List every line in this data where the string "Return" occurs.

== EXERCISE INPUT ==
****************
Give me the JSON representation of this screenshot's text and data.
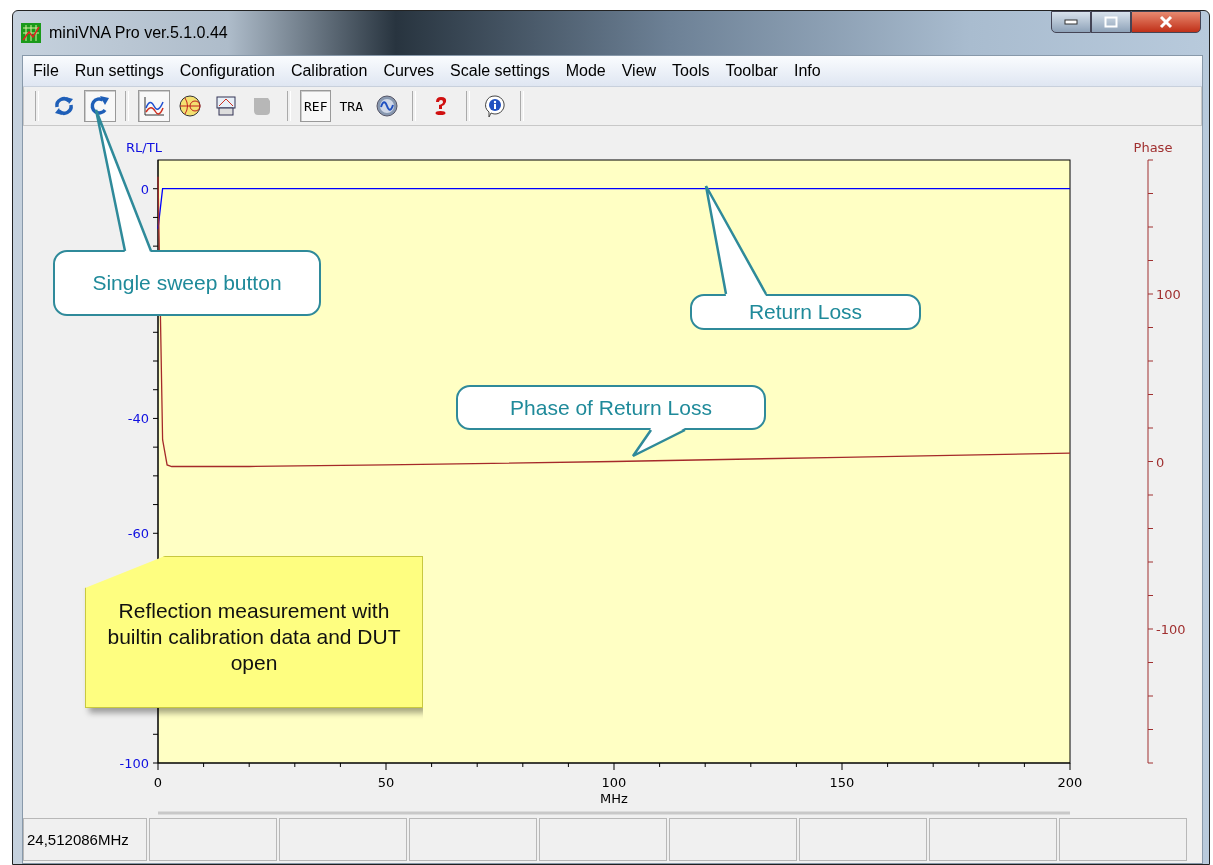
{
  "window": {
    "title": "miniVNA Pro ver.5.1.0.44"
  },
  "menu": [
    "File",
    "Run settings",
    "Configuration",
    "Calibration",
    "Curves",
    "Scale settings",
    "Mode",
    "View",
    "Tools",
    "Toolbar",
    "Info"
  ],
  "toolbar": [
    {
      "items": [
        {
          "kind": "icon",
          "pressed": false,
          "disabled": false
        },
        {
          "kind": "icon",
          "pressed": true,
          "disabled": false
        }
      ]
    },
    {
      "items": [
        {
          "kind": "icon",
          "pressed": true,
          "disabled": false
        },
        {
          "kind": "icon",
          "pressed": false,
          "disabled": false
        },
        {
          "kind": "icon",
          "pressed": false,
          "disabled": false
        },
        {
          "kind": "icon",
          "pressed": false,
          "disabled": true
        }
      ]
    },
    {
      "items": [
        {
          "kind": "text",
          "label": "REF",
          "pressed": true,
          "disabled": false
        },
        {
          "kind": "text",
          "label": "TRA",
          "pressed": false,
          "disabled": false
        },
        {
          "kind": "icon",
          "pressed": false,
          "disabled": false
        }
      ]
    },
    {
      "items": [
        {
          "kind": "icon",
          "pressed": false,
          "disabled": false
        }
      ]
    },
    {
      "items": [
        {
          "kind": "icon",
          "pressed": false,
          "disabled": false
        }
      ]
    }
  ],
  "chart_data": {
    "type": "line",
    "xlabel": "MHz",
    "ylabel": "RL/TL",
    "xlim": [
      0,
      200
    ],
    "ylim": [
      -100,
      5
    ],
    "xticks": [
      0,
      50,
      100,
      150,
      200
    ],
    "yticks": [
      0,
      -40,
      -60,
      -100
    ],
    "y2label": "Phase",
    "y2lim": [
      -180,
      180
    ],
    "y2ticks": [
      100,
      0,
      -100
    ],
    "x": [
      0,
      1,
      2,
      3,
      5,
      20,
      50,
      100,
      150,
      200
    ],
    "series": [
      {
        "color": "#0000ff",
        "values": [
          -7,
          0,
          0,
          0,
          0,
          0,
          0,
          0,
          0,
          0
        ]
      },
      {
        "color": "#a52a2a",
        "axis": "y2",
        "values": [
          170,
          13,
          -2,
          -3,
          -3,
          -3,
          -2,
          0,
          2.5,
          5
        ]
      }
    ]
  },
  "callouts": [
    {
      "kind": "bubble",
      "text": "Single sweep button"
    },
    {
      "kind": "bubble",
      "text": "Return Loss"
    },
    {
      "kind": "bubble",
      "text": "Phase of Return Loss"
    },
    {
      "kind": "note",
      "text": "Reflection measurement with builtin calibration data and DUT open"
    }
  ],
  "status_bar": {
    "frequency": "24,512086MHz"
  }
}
****************
== SOLVED EXERCISE ==
      "text": "Return Loss"
      "text": "Phase of Return Loss"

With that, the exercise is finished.